» **WORK TO DO**:
Check each line of the records below and collect those that include the word "JSON".

(Stored data entries)

● ● ● ●

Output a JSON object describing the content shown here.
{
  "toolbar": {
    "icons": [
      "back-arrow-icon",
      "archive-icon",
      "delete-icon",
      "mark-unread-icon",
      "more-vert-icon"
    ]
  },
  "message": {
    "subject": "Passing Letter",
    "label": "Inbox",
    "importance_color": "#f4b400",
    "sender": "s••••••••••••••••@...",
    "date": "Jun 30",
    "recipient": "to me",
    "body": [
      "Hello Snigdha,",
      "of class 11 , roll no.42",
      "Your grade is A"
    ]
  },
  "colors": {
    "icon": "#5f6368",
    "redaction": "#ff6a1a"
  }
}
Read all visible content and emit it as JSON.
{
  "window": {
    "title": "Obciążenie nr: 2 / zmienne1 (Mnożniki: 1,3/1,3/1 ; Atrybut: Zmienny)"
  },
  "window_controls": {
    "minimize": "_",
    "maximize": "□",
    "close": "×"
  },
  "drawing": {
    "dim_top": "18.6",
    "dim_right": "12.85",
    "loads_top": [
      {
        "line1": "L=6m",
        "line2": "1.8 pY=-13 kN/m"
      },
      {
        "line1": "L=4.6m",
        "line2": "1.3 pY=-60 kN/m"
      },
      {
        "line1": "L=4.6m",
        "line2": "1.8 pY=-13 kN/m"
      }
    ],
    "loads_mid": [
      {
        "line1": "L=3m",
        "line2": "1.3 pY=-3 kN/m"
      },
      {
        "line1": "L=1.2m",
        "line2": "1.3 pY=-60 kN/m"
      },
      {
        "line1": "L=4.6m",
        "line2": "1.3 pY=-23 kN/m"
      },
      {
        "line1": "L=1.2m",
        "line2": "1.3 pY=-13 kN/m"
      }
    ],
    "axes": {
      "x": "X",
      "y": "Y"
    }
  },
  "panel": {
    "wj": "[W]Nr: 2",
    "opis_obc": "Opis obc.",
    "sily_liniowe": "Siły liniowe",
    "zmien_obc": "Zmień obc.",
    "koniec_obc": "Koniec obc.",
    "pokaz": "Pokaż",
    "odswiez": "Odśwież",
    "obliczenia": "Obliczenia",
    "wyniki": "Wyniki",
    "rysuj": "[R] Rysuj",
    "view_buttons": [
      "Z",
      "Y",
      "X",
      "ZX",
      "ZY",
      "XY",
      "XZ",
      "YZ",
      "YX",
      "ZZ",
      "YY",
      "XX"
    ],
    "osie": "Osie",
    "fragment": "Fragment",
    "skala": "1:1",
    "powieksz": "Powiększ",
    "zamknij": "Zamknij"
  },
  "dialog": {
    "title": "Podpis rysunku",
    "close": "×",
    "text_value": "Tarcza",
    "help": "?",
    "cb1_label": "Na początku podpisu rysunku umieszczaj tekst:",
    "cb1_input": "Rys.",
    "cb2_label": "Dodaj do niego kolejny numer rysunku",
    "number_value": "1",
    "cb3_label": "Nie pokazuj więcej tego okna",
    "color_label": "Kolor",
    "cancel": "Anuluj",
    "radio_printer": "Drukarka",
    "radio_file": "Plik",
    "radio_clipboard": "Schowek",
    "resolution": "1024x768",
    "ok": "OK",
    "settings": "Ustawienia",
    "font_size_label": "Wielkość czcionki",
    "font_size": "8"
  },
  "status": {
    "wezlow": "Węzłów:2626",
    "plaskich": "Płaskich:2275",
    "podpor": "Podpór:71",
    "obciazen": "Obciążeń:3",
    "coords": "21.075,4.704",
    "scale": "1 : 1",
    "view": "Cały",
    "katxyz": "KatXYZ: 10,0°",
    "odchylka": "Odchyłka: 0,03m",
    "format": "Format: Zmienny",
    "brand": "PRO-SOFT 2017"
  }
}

● ● ● ●

» **SOLUTION TO THE EXERCISE**:
Output a JSON object describing the content shown here.
Read all visible content and emit it as JSON.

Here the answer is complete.